[BEGIN Extracted data]

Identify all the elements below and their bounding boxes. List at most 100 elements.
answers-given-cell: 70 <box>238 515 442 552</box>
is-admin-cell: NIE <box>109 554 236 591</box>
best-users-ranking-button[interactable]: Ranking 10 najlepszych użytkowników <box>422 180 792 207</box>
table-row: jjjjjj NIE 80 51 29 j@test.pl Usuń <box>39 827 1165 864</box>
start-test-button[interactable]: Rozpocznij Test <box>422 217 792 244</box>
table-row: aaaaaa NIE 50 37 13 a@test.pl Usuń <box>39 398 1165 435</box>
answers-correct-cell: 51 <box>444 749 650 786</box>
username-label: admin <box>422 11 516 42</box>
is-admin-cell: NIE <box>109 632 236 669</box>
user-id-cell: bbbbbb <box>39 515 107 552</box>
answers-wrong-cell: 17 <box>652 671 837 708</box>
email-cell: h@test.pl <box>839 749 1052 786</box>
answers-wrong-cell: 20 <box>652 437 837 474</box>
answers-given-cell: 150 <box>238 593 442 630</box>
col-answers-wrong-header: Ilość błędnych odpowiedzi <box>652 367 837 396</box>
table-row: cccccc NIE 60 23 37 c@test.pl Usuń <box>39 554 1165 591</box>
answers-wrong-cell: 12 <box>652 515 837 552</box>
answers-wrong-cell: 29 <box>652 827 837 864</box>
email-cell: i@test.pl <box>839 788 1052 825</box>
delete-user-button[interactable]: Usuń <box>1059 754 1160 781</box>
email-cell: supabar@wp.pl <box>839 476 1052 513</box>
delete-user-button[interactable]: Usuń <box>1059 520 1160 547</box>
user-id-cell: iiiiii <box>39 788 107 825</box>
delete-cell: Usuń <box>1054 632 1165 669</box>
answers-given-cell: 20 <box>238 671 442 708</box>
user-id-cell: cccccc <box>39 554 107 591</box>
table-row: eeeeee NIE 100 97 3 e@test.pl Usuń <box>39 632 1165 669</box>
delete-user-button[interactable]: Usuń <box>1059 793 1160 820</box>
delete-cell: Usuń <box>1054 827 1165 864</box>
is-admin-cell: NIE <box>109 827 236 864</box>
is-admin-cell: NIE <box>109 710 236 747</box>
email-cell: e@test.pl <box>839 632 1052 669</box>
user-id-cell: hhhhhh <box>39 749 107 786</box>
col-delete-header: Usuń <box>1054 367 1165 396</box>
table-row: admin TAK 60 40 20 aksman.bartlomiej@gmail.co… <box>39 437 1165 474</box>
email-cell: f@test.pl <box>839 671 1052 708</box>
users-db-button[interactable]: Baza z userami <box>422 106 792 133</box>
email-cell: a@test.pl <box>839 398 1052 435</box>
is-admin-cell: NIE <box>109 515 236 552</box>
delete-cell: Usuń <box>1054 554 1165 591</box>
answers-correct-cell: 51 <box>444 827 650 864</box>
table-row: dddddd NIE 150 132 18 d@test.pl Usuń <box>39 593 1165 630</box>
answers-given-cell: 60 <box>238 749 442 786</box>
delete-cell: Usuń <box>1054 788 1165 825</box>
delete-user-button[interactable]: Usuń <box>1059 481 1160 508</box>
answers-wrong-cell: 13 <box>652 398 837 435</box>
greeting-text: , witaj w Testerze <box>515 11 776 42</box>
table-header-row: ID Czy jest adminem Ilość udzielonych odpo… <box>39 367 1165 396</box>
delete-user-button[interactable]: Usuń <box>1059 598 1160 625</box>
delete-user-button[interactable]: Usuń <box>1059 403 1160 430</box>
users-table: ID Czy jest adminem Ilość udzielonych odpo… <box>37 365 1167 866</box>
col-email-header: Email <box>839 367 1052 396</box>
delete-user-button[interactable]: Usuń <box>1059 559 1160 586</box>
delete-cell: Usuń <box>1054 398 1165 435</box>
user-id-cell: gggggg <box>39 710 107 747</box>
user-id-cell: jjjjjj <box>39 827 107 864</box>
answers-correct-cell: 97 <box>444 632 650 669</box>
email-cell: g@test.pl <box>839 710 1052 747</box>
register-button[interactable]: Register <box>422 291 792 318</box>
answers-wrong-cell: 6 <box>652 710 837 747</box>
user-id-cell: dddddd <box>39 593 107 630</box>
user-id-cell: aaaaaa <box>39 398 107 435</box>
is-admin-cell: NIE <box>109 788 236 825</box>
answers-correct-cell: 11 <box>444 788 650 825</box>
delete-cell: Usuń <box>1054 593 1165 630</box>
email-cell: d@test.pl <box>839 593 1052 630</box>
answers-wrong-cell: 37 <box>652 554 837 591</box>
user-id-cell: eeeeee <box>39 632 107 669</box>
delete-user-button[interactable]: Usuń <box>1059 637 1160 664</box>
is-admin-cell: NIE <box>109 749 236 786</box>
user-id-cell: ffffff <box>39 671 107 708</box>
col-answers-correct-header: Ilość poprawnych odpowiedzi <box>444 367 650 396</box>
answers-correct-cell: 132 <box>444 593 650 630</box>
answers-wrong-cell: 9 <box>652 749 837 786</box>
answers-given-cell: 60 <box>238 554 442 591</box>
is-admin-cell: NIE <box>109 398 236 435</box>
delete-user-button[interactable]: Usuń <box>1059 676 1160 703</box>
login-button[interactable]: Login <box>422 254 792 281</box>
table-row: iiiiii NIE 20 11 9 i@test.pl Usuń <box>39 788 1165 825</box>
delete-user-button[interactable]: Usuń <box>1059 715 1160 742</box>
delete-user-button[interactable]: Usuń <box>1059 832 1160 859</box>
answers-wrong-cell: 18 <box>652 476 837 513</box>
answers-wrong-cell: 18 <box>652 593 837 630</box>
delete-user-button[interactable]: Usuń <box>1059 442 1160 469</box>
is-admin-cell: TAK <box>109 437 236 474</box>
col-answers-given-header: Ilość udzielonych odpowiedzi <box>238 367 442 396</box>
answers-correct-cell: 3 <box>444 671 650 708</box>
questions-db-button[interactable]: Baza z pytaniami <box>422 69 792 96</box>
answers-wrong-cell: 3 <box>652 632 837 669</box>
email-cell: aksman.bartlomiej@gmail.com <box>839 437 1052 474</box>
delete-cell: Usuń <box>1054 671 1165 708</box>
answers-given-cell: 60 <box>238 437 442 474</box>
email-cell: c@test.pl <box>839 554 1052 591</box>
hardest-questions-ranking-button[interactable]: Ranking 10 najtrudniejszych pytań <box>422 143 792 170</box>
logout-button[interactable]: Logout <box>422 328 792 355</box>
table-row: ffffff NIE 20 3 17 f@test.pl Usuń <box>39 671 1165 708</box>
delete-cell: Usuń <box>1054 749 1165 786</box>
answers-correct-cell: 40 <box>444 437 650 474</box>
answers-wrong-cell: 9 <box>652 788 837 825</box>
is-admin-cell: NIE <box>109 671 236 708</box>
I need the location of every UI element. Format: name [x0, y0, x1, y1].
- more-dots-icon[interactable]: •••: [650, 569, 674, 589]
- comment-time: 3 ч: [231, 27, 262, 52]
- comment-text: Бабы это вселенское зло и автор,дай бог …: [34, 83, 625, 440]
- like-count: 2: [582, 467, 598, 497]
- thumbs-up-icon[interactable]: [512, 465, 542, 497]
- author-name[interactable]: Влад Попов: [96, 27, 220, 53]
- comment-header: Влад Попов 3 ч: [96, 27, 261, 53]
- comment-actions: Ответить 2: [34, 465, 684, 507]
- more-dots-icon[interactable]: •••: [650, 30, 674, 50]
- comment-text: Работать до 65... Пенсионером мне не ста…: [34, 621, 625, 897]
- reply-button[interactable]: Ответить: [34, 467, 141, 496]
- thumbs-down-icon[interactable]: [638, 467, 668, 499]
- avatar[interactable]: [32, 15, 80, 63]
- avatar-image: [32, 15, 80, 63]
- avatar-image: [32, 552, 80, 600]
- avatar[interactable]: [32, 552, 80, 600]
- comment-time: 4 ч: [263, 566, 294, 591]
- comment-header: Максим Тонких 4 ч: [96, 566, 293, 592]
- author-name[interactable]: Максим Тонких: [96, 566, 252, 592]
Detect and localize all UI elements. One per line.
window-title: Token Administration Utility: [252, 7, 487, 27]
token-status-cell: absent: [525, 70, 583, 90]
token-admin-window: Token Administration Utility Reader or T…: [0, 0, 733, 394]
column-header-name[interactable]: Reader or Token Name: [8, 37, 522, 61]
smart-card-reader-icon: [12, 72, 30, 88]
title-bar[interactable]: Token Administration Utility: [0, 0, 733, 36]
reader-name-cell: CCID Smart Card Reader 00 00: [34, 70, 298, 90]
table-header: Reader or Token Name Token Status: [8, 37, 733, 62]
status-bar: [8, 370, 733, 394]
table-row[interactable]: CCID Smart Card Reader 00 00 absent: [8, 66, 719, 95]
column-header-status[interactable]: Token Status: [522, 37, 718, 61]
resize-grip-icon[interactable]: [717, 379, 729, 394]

[END Extracted data]

**Task objective**
Rewrite the items starting at the first line and ending at the line containing "email-cell: i@test.pl <box>839", replacing "answers-wrong-cell" with "wrong-answers-cell" and leaving everything else unchanged.

**Worked solution**
Identify all the elements below and their bounding boxes. List at most 100 elements.
answers-given-cell: 70 <box>238 515 442 552</box>
is-admin-cell: NIE <box>109 554 236 591</box>
best-users-ranking-button[interactable]: Ranking 10 najlepszych użytkowników <box>422 180 792 207</box>
table-row: jjjjjj NIE 80 51 29 j@test.pl Usuń <box>39 827 1165 864</box>
start-test-button[interactable]: Rozpocznij Test <box>422 217 792 244</box>
table-row: aaaaaa NIE 50 37 13 a@test.pl Usuń <box>39 398 1165 435</box>
answers-correct-cell: 51 <box>444 749 650 786</box>
username-label: admin <box>422 11 516 42</box>
is-admin-cell: NIE <box>109 632 236 669</box>
user-id-cell: bbbbbb <box>39 515 107 552</box>
wrong-answers-cell: 17 <box>652 671 837 708</box>
email-cell: h@test.pl <box>839 749 1052 786</box>
wrong-answers-cell: 20 <box>652 437 837 474</box>
answers-given-cell: 150 <box>238 593 442 630</box>
col-answers-wrong-header: Ilość błędnych odpowiedzi <box>652 367 837 396</box>
table-row: cccccc NIE 60 23 37 c@test.pl Usuń <box>39 554 1165 591</box>
wrong-answers-cell: 12 <box>652 515 837 552</box>
wrong-answers-cell: 29 <box>652 827 837 864</box>
email-cell: i@test.pl <box>839 788 1052 825</box>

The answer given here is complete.